-- START --

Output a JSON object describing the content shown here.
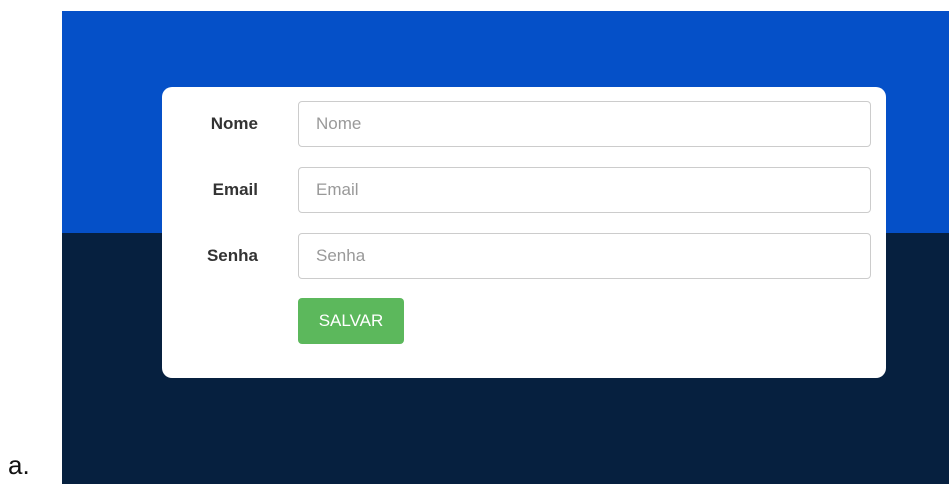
{
  "list_marker": "a.",
  "form": {
    "fields": [
      {
        "label": "Nome",
        "placeholder": "Nome",
        "value": ""
      },
      {
        "label": "Email",
        "placeholder": "Email",
        "value": ""
      },
      {
        "label": "Senha",
        "placeholder": "Senha",
        "value": ""
      }
    ],
    "save_label": "SALVAR"
  },
  "colors": {
    "top_band": "#0550c8",
    "bottom_band": "#06203f",
    "card_background": "#ffffff",
    "save_button": "#5cb85c",
    "label_text": "#333333"
  }
}
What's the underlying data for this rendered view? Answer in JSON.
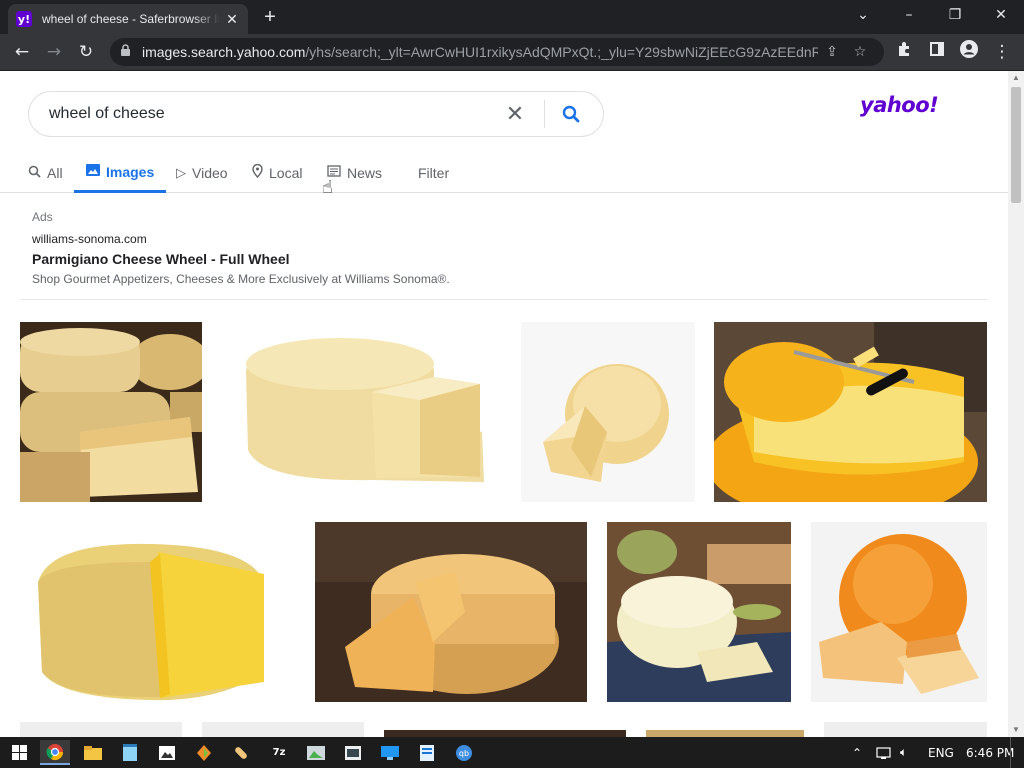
{
  "browser": {
    "tab_title": "wheel of cheese - Saferbrowser Ir",
    "favicon_text": "y!",
    "close_tab": "✕",
    "new_tab": "+",
    "url_host": "images.search.yahoo.com",
    "url_rest": "/yhs/search;_ylt=AwrCwHUI1rxikysAdQMPxQt.;_ylu=Y29sbwNiZjEEcG9zAzEEdnRp..."
  },
  "search": {
    "query": "wheel of cheese",
    "clear_label": "✕"
  },
  "logo": "yahoo!",
  "nav_tabs": [
    {
      "label": "All",
      "icon": "search-icon"
    },
    {
      "label": "Images",
      "icon": "image-icon"
    },
    {
      "label": "Video",
      "icon": "play-icon"
    },
    {
      "label": "Local",
      "icon": "location-icon"
    },
    {
      "label": "News",
      "icon": "newspaper-icon"
    },
    {
      "label": "Filter",
      "icon": ""
    }
  ],
  "ad": {
    "label": "Ads",
    "domain": "williams-sonoma.com",
    "title": "Parmigiano Cheese Wheel - Full Wheel",
    "description": "Shop Gourmet Appetizers, Cheeses & More Exclusively at Williams Sonoma®."
  },
  "results": [
    {
      "subject": "stacked aged cheese wheels"
    },
    {
      "subject": "pale cheese wheel with cut wedge"
    },
    {
      "subject": "small cheese wheel with wedge"
    },
    {
      "subject": "yellow gouda wheel with knife"
    },
    {
      "subject": "yellow cheese wheel cut open"
    },
    {
      "subject": "cheese wheel on wooden table"
    },
    {
      "subject": "cheese board with sandwich"
    },
    {
      "subject": "orange wax gouda wheel with slices"
    }
  ],
  "taskbar": {
    "language": "ENG",
    "time": "6:46 PM"
  },
  "colors": {
    "accent": "#1a73e8",
    "yahoo": "#6001d2",
    "chrome_dark": "#35363a"
  }
}
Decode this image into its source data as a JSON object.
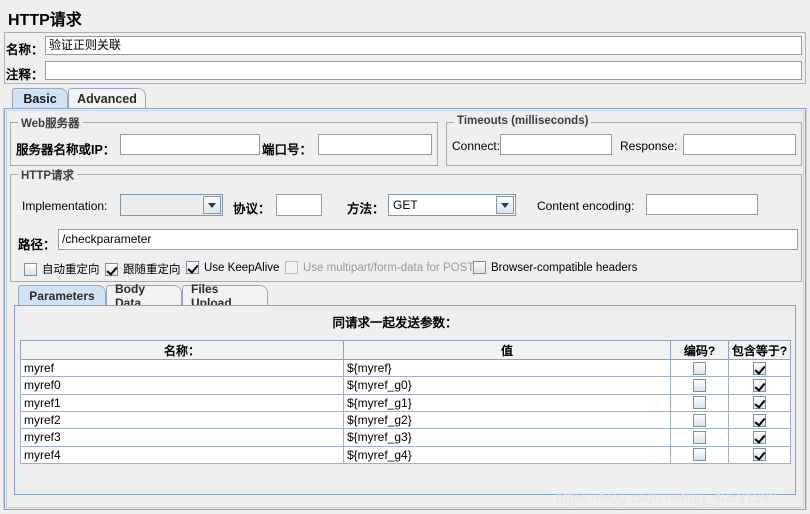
{
  "window": {
    "title": "HTTP请求"
  },
  "fields": {
    "name_label": "名称：",
    "name_value": "验证正则关联",
    "comment_label": "注释：",
    "comment_value": ""
  },
  "tabs": [
    {
      "label": "Basic",
      "selected": true
    },
    {
      "label": "Advanced",
      "selected": false
    }
  ],
  "web_server": {
    "group_title": "Web服务器",
    "server_label": "服务器名称或IP：",
    "server_value": "",
    "port_label": "端口号：",
    "port_value": ""
  },
  "timeouts": {
    "group_title": "Timeouts (milliseconds)",
    "connect_label": "Connect:",
    "connect_value": "",
    "response_label": "Response:",
    "response_value": ""
  },
  "http_request": {
    "group_title": "HTTP请求",
    "implementation_label": "Implementation:",
    "implementation_value": "",
    "protocol_label": "协议：",
    "protocol_value": "",
    "method_label": "方法：",
    "method_value": "GET",
    "content_encoding_label": "Content encoding:",
    "content_encoding_value": "",
    "path_label": "路径：",
    "path_value": "/checkparameter"
  },
  "options": [
    {
      "label": "自动重定向",
      "checked": false,
      "disabled": false
    },
    {
      "label": "跟随重定向",
      "checked": true,
      "disabled": false
    },
    {
      "label": "Use KeepAlive",
      "checked": true,
      "disabled": false
    },
    {
      "label": "Use multipart/form-data for POST",
      "checked": false,
      "disabled": true
    },
    {
      "label": "Browser-compatible headers",
      "checked": false,
      "disabled": false
    }
  ],
  "inner_tabs": [
    {
      "label": "Parameters",
      "selected": true
    },
    {
      "label": "Body Data",
      "selected": false
    },
    {
      "label": "Files Upload",
      "selected": false
    }
  ],
  "params": {
    "caption": "同请求一起发送参数：",
    "columns": [
      "名称：",
      "值",
      "编码?",
      "包含等于?"
    ],
    "rows": [
      {
        "name": "myref",
        "value": "${myref}",
        "encode": false,
        "include_equals": true
      },
      {
        "name": "myref0",
        "value": "${myref_g0}",
        "encode": false,
        "include_equals": true
      },
      {
        "name": "myref1",
        "value": "${myref_g1}",
        "encode": false,
        "include_equals": true
      },
      {
        "name": "myref2",
        "value": "${myref_g2}",
        "encode": false,
        "include_equals": true
      },
      {
        "name": "myref3",
        "value": "${myref_g3}",
        "encode": false,
        "include_equals": true
      },
      {
        "name": "myref4",
        "value": "${myref_g4}",
        "encode": false,
        "include_equals": true
      }
    ]
  },
  "watermark": {
    "text": "https://blog.csdn.net/qq_40531382"
  }
}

-- END --

> Goal
Repeat all of the records verbatim, leaving out the pictures.

> Solution
Output a JSON object describing the content shown here.
{
  "list_marker": "a.",
  "form": {
    "fields": [
      {
        "label": "Nome",
        "placeholder": "Nome",
        "value": ""
      },
      {
        "label": "Email",
        "placeholder": "Email",
        "value": ""
      },
      {
        "label": "Senha",
        "placeholder": "Senha",
        "value": ""
      }
    ],
    "save_label": "SALVAR"
  },
  "colors": {
    "top_band": "#0550c8",
    "bottom_band": "#06203f",
    "card_background": "#ffffff",
    "save_button": "#5cb85c",
    "label_text": "#333333"
  }
}
What's the underlying data for this rendered view? Answer in JSON.
{
  "browser": {
    "tab_title": "wheel of cheese - Saferbrowser Ir",
    "favicon_text": "y!",
    "close_tab": "✕",
    "new_tab": "+",
    "url_host": "images.search.yahoo.com",
    "url_rest": "/yhs/search;_ylt=AwrCwHUI1rxikysAdQMPxQt.;_ylu=Y29sbwNiZjEEcG9zAzEEdnRp..."
  },
  "search": {
    "query": "wheel of cheese",
    "clear_label": "✕"
  },
  "logo": "yahoo!",
  "nav_tabs": [
    {
      "label": "All",
      "icon": "search-icon"
    },
    {
      "label": "Images",
      "icon": "image-icon"
    },
    {
      "label": "Video",
      "icon": "play-icon"
    },
    {
      "label": "Local",
      "icon": "location-icon"
    },
    {
      "label": "News",
      "icon": "newspaper-icon"
    },
    {
      "label": "Filter",
      "icon": ""
    }
  ],
  "ad": {
    "label": "Ads",
    "domain": "williams-sonoma.com",
    "title": "Parmigiano Cheese Wheel - Full Wheel",
    "description": "Shop Gourmet Appetizers, Cheeses & More Exclusively at Williams Sonoma®."
  },
  "results": [
    {
      "subject": "stacked aged cheese wheels"
    },
    {
      "subject": "pale cheese wheel with cut wedge"
    },
    {
      "subject": "small cheese wheel with wedge"
    },
    {
      "subject": "yellow gouda wheel with knife"
    },
    {
      "subject": "yellow cheese wheel cut open"
    },
    {
      "subject": "cheese wheel on wooden table"
    },
    {
      "subject": "cheese board with sandwich"
    },
    {
      "subject": "orange wax gouda wheel with slices"
    }
  ],
  "taskbar": {
    "language": "ENG",
    "time": "6:46 PM"
  },
  "colors": {
    "accent": "#1a73e8",
    "yahoo": "#6001d2",
    "chrome_dark": "#35363a"
  }
}
Decode this image into its source data as a JSON object.
{
  "window": {
    "title": "HTTP请求"
  },
  "fields": {
    "name_label": "名称：",
    "name_value": "验证正则关联",
    "comment_label": "注释：",
    "comment_value": ""
  },
  "tabs": [
    {
      "label": "Basic",
      "selected": true
    },
    {
      "label": "Advanced",
      "selected": false
    }
  ],
  "web_server": {
    "group_title": "Web服务器",
    "server_label": "服务器名称或IP：",
    "server_value": "",
    "port_label": "端口号：",
    "port_value": ""
  },
  "timeouts": {
    "group_title": "Timeouts (milliseconds)",
    "connect_label": "Connect:",
    "connect_value": "",
    "response_label": "Response:",
    "response_value": ""
  },
  "http_request": {
    "group_title": "HTTP请求",
    "implementation_label": "Implementation:",
    "implementation_value": "",
    "protocol_label": "协议：",
    "protocol_value": "",
    "method_label": "方法：",
    "method_value": "GET",
    "content_encoding_label": "Content encoding:",
    "content_encoding_value": "",
    "path_label": "路径：",
    "path_value": "/checkparameter"
  },
  "options": [
    {
      "label": "自动重定向",
      "checked": false,
      "disabled": false
    },
    {
      "label": "跟随重定向",
      "checked": true,
      "disabled": false
    },
    {
      "label": "Use KeepAlive",
      "checked": true,
      "disabled": false
    },
    {
      "label": "Use multipart/form-data for POST",
      "checked": false,
      "disabled": true
    },
    {
      "label": "Browser-compatible headers",
      "checked": false,
      "disabled": false
    }
  ],
  "inner_tabs": [
    {
      "label": "Parameters",
      "selected": true
    },
    {
      "label": "Body Data",
      "selected": false
    },
    {
      "label": "Files Upload",
      "selected": false
    }
  ],
  "params": {
    "caption": "同请求一起发送参数：",
    "columns": [
      "名称：",
      "值",
      "编码?",
      "包含等于?"
    ],
    "rows": [
      {
        "name": "myref",
        "value": "${myref}",
        "encode": false,
        "include_equals": true
      },
      {
        "name": "myref0",
        "value": "${myref_g0}",
        "encode": false,
        "include_equals": true
      },
      {
        "name": "myref1",
        "value": "${myref_g1}",
        "encode": false,
        "include_equals": true
      },
      {
        "name": "myref2",
        "value": "${myref_g2}",
        "encode": false,
        "include_equals": true
      },
      {
        "name": "myref3",
        "value": "${myref_g3}",
        "encode": false,
        "include_equals": true
      },
      {
        "name": "myref4",
        "value": "${myref_g4}",
        "encode": false,
        "include_equals": true
      }
    ]
  },
  "watermark": {
    "text": "https://blog.csdn.net/qq_40531382"
  }
}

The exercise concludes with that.